● Written task: Copy these lines verbatim, beginning at the line that contains "lon-labels: 120°W 115°W" and stopping after the line that contains "lat-label: 38°N <box>155 361 182 375</box>".

┌─ Extracted records

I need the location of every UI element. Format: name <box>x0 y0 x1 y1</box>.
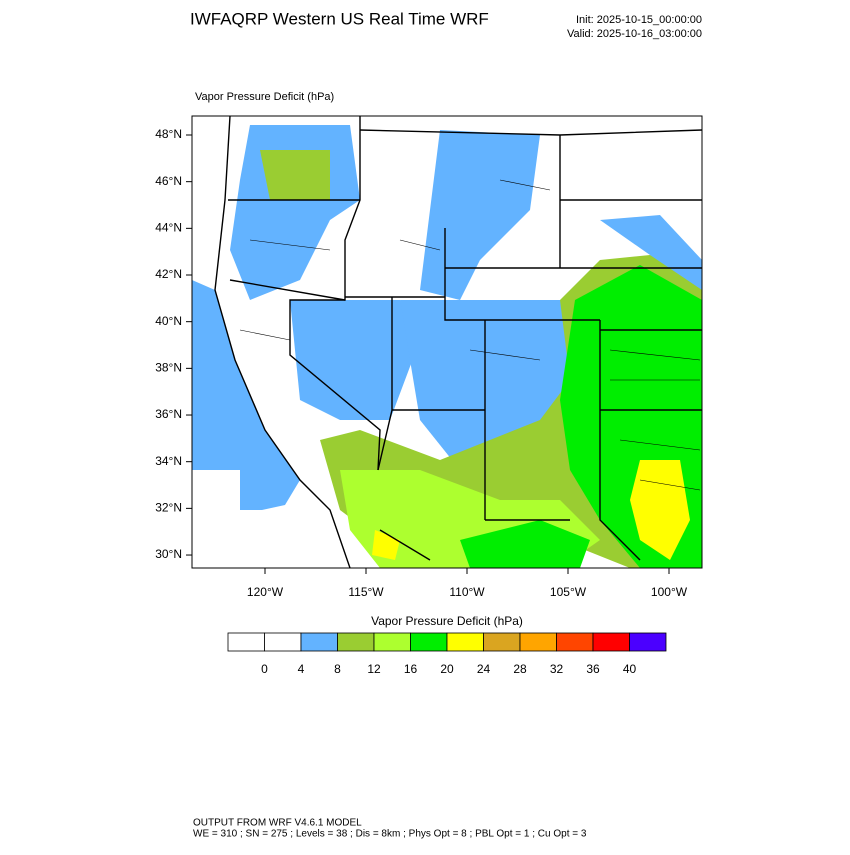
lon-labels: 120°W 115°W 110°W 105°W 100°W <box>247 568 688 599</box>
colorbar-box <box>629 632 667 652</box>
title: IWFAQRP Western US Real Time WRF <box>190 9 489 28</box>
colorbar-label: 16 <box>404 662 418 676</box>
colorbar-label: 36 <box>586 662 600 676</box>
colorbar-box <box>519 632 557 652</box>
colorbar-label: 4 <box>298 662 305 676</box>
lat-label: 34°N <box>155 454 182 468</box>
colorbar-box <box>264 632 302 652</box>
lat-label: 40°N <box>155 314 182 328</box>
lat-label: 36°N <box>155 407 182 421</box>
lat-label: 44°N <box>155 221 182 235</box>
colorbar-box <box>337 632 375 652</box>
colorbar-title: Vapor Pressure Deficit (hPa) <box>371 614 523 628</box>
lat-label: 48°N <box>155 127 182 141</box>
colorbar-label: 28 <box>513 662 527 676</box>
lat-label: 42°N <box>155 267 182 281</box>
lat-label: 46°N <box>155 174 182 188</box>
footer-line: OUTPUT FROM WRF V4.6.1 MODEL <box>193 818 362 829</box>
colorbar-box <box>300 632 338 652</box>
colorbar-label: 32 <box>550 662 564 676</box>
colorbar-box <box>446 632 484 652</box>
lon-label: 120°W <box>247 585 284 599</box>
lat-label: 30°N <box>155 547 182 561</box>
colorbar-label: 20 <box>440 662 454 676</box>
colorbar-label: 40 <box>623 662 637 676</box>
map-label: Vapor Pressure Deficit (hPa) <box>195 91 334 103</box>
lat-label: 38°N <box>155 361 182 375</box>
footer-line: WE = 310 ; SN = 275 ; Levels = 38 ; Dis … <box>193 829 587 840</box>
lon-label: 115°W <box>348 585 384 599</box>
colorbar-box <box>483 632 521 652</box>
colorbar-label: 8 <box>334 662 341 676</box>
colorbar-label: 12 <box>367 662 381 676</box>
lat-label: 32°N <box>155 501 182 515</box>
colorbar-box <box>373 632 411 652</box>
colorbar-box <box>410 632 448 652</box>
init-time: Init: 2025-10-15_00:00:00 <box>576 14 702 26</box>
colorbar-box <box>592 632 630 652</box>
lon-label: 100°W <box>651 585 688 599</box>
valid-time: Valid: 2025-10-16_03:00:00 <box>567 28 702 40</box>
colorbar-label: 24 <box>477 662 491 676</box>
colorbar-box <box>556 632 594 652</box>
map-frame <box>191 115 703 569</box>
lon-label: 110°W <box>449 585 485 599</box>
colorbar: 0 4 8 12 16 20 24 28 32 36 40 <box>227 632 667 676</box>
lon-label: 105°W <box>550 585 587 599</box>
lat-labels: 48°N 46°N 44°N 42°N 40°N 38°N 36°N 34°N 32°N 30°N <box>155 127 192 561</box>
colorbar-box <box>227 632 265 652</box>
colorbar-label: 0 <box>261 662 268 676</box>
map <box>192 116 702 568</box>
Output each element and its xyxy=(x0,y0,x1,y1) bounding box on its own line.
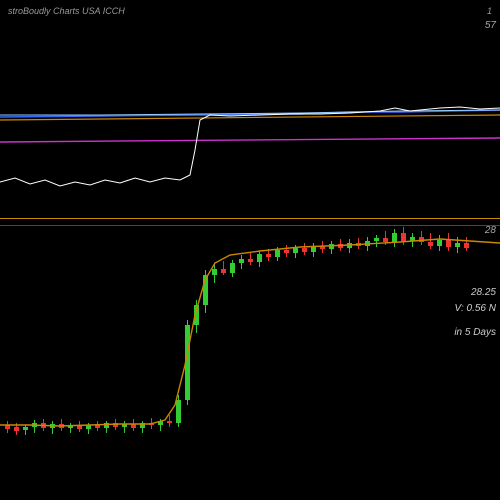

└─

● Response to this exercise:
lon-labels: 120°W 115°W 110°W 105°W 100°W <box>247 568 688 599</box>
colorbar-box <box>629 632 667 652</box>
title: IWFAQRP Western US Real Time WRF <box>190 9 489 28</box>
colorbar-label: 16 <box>404 662 418 676</box>
colorbar-label: 36 <box>586 662 600 676</box>
colorbar-box <box>519 632 557 652</box>
colorbar-label: 4 <box>298 662 305 676</box>
lat-label: 34°N <box>155 454 182 468</box>
colorbar-box <box>264 632 302 652</box>
lat-label: 40°N <box>155 314 182 328</box>
lat-label: 36°N <box>155 407 182 421</box>
lat-label: 44°N <box>155 221 182 235</box>
colorbar-box <box>337 632 375 652</box>
colorbar-title: Vapor Pressure Deficit (hPa) <box>371 614 523 628</box>
lat-label: 48°N <box>155 127 182 141</box>
colorbar-label: 28 <box>513 662 527 676</box>
lat-label: 42°N <box>155 267 182 281</box>
lat-label: 46°N <box>155 174 182 188</box>
footer-line: OUTPUT FROM WRF V4.6.1 MODEL <box>193 818 362 829</box>
colorbar-box <box>300 632 338 652</box>
colorbar-label: 32 <box>550 662 564 676</box>
colorbar-box <box>446 632 484 652</box>
lon-label: 120°W <box>247 585 284 599</box>
lat-label: 30°N <box>155 547 182 561</box>
colorbar-label: 20 <box>440 662 454 676</box>
colorbar-label: 40 <box>623 662 637 676</box>
map-label: Vapor Pressure Deficit (hPa) <box>195 91 334 103</box>
lat-label: 38°N <box>155 361 182 375</box>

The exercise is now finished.